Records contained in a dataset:
>>>
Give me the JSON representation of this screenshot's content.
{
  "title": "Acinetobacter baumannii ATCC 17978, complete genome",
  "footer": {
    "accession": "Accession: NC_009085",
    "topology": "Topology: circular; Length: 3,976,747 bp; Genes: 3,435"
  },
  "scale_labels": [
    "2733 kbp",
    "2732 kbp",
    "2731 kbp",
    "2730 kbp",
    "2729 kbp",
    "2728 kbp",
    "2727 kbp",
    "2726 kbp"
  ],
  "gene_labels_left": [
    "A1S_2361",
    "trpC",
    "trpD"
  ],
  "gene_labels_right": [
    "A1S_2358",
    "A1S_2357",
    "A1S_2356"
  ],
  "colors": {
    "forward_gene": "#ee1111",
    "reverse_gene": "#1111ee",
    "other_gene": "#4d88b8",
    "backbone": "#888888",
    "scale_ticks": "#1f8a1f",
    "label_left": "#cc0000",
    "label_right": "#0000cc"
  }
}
<<<
What is required: The reply should be a precise retyping of all the data.

Task output:
Give me the JSON representation of this screenshot's content.
{
  "title": "Acinetobacter baumannii ATCC 17978, complete genome",
  "footer": {
    "accession": "Accession: NC_009085",
    "topology": "Topology: circular; Length: 3,976,747 bp; Genes: 3,435"
  },
  "scale_labels": [
    "2733 kbp",
    "2732 kbp",
    "2731 kbp",
    "2730 kbp",
    "2729 kbp",
    "2728 kbp",
    "2727 kbp",
    "2726 kbp"
  ],
  "gene_labels_left": [
    "A1S_2361",
    "trpC",
    "trpD"
  ],
  "gene_labels_right": [
    "A1S_2358",
    "A1S_2357",
    "A1S_2356"
  ],
  "colors": {
    "forward_gene": "#ee1111",
    "reverse_gene": "#1111ee",
    "other_gene": "#4d88b8",
    "backbone": "#888888",
    "scale_ticks": "#1f8a1f",
    "label_left": "#cc0000",
    "label_right": "#0000cc"
  }
}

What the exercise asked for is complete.